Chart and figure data
_ _ _ _

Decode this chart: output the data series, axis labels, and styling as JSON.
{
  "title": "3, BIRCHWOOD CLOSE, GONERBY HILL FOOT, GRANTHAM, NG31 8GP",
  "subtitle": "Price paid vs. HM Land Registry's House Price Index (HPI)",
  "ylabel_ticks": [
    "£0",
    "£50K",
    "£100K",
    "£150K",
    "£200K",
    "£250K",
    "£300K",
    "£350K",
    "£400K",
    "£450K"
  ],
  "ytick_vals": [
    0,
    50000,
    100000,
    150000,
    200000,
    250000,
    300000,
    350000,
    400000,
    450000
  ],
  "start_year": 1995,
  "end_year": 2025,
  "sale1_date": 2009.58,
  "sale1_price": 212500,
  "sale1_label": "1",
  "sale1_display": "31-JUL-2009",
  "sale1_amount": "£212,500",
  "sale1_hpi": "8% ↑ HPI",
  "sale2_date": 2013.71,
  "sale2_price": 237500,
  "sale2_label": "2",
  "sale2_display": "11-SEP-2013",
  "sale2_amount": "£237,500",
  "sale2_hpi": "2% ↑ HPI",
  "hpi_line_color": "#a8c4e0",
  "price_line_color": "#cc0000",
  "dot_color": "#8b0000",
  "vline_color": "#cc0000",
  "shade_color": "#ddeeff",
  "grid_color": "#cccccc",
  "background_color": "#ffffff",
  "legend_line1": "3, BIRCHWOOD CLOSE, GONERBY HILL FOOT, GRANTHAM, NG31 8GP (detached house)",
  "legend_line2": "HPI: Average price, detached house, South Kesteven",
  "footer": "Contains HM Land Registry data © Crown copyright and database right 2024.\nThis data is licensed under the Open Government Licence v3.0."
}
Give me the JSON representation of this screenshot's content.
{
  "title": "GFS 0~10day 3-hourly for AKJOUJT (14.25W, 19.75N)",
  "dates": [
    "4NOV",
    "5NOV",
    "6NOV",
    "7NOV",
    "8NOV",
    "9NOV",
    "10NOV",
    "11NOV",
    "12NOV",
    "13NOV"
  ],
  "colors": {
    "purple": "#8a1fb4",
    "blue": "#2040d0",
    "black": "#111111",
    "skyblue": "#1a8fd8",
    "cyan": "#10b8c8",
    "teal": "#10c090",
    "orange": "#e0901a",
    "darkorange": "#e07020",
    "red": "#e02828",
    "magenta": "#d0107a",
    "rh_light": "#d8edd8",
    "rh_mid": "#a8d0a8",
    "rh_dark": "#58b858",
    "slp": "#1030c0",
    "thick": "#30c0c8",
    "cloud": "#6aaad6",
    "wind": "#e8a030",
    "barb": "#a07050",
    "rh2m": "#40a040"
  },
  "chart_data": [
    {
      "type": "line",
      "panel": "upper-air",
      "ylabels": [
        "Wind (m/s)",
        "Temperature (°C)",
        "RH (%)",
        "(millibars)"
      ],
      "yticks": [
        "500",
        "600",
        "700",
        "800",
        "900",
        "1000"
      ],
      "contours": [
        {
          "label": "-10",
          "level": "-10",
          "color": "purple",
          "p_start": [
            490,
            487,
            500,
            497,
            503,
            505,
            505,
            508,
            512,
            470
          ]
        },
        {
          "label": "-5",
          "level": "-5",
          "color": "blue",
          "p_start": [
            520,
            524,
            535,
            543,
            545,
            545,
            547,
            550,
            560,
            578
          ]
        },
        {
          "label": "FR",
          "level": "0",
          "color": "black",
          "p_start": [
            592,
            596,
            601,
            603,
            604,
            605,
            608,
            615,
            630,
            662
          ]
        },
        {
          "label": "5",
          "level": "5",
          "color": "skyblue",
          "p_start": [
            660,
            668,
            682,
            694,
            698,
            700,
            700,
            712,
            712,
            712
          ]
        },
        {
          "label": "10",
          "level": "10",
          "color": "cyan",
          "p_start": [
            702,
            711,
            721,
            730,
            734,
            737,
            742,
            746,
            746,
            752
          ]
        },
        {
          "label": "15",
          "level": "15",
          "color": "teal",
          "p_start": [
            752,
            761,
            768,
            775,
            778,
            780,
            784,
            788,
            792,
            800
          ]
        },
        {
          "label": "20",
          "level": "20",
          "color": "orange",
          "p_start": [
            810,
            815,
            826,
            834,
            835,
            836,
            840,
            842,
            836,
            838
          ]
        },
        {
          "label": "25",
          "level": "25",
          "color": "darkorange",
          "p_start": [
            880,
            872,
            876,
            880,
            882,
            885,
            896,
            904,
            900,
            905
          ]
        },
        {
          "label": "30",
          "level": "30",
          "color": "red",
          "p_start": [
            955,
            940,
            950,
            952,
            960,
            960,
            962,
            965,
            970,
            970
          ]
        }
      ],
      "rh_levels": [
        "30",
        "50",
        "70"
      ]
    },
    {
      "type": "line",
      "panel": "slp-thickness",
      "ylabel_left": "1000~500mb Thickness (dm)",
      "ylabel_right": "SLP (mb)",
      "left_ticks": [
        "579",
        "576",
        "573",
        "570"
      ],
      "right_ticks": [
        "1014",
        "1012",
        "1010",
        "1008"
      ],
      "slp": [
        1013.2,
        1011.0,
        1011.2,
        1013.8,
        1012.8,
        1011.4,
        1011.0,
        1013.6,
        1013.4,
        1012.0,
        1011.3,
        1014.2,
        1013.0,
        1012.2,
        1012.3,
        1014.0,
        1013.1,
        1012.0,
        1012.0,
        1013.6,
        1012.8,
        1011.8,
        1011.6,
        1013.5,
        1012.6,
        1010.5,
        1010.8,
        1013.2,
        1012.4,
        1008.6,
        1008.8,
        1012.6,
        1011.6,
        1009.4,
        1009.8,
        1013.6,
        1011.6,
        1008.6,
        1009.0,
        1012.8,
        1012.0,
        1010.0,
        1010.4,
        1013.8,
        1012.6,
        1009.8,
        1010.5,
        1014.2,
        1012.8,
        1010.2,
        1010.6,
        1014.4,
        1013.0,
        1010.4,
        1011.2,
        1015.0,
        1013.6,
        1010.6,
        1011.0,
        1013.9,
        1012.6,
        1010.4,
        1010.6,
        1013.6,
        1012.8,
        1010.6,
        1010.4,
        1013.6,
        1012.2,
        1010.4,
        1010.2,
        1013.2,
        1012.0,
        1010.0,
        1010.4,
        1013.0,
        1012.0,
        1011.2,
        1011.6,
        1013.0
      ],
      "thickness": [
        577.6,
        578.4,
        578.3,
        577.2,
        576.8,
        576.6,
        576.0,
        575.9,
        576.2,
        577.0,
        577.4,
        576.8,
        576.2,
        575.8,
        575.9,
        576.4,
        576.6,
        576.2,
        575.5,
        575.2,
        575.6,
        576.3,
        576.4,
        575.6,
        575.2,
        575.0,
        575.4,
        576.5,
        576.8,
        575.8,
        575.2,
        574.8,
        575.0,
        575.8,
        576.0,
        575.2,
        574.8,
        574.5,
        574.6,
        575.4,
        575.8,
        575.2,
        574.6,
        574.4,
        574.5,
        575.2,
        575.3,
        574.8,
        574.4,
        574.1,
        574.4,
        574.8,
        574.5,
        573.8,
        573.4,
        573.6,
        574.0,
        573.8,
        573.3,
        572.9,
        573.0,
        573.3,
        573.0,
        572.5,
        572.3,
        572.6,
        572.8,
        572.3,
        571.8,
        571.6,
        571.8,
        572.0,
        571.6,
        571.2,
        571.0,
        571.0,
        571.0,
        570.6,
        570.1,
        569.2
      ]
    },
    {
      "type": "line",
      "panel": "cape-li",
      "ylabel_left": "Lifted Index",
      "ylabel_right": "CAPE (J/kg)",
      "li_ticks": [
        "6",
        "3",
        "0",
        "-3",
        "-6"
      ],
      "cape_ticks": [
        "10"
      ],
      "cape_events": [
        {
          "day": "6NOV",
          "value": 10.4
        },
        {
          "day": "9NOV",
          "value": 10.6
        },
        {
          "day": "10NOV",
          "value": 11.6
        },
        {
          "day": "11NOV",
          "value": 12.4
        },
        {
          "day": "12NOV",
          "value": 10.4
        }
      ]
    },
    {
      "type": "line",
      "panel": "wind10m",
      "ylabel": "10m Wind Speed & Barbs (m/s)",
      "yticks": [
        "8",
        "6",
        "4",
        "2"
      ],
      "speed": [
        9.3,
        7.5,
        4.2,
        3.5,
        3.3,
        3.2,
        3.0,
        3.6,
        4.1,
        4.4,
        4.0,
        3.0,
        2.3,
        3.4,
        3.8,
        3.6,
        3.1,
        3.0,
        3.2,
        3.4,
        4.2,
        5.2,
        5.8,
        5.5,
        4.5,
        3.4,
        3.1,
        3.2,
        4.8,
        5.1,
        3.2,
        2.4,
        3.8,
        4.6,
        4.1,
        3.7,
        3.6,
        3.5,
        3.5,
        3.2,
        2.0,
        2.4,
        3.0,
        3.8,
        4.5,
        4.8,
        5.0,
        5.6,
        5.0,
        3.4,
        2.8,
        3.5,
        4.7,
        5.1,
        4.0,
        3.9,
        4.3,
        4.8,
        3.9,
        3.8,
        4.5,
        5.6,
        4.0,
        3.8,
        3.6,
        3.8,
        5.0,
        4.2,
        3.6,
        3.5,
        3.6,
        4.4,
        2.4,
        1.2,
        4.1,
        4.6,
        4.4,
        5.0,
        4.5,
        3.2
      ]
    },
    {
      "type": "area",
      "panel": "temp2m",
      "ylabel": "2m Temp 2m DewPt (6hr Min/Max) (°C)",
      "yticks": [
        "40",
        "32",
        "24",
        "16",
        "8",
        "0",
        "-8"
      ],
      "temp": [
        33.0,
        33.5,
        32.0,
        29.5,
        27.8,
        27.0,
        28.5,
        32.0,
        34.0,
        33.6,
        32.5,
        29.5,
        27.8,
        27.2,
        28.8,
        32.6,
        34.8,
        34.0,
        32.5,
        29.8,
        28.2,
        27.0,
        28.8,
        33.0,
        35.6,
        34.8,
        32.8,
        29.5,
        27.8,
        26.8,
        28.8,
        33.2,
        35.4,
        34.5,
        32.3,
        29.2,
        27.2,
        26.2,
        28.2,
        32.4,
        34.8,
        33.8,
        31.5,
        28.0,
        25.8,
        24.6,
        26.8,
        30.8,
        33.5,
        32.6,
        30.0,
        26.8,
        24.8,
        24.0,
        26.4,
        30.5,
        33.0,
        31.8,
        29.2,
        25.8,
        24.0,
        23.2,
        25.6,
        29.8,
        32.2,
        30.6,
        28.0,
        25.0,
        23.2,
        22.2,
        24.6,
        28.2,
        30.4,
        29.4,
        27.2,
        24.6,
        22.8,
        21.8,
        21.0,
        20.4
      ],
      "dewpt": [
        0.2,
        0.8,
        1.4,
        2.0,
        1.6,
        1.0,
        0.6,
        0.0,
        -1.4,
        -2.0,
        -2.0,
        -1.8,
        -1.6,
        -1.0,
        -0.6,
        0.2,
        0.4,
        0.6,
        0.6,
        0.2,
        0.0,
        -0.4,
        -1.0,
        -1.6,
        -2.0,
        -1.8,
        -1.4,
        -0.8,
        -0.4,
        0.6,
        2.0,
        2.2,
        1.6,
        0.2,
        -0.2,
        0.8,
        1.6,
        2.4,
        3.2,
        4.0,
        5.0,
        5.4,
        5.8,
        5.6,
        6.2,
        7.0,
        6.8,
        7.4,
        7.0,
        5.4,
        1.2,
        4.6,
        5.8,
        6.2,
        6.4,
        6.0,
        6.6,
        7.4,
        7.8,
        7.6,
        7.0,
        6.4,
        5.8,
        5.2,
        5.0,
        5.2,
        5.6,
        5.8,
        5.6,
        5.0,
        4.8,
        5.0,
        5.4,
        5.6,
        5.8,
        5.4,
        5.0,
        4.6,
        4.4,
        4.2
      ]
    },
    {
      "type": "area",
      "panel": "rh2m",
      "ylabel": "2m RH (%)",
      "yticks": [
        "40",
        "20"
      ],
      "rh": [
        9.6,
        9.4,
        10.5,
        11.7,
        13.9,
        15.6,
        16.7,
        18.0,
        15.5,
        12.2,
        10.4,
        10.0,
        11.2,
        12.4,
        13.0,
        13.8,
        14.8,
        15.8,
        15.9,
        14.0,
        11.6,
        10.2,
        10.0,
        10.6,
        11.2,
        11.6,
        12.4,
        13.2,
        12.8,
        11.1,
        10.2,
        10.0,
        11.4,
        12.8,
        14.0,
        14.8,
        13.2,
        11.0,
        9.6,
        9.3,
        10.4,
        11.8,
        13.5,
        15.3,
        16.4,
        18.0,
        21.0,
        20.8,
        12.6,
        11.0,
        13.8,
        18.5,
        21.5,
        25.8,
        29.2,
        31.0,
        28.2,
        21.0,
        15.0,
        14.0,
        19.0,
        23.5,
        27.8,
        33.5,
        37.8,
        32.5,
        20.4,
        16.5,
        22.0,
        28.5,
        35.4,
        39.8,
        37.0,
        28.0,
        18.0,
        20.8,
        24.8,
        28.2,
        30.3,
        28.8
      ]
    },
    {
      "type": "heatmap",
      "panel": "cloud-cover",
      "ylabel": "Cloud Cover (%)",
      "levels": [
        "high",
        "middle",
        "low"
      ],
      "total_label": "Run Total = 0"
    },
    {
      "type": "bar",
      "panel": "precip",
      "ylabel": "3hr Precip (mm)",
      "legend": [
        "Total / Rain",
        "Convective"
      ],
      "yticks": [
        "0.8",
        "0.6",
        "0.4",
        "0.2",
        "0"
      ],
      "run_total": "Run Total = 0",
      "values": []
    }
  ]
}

_ _ _ _

The exercise: Show every line from the entries above in which "Index" appears.

Task result:
  "subtitle": "Price paid vs. HM Land Registry's House Price Index (HPI)",
      "ylabel_left": "Lifted Index",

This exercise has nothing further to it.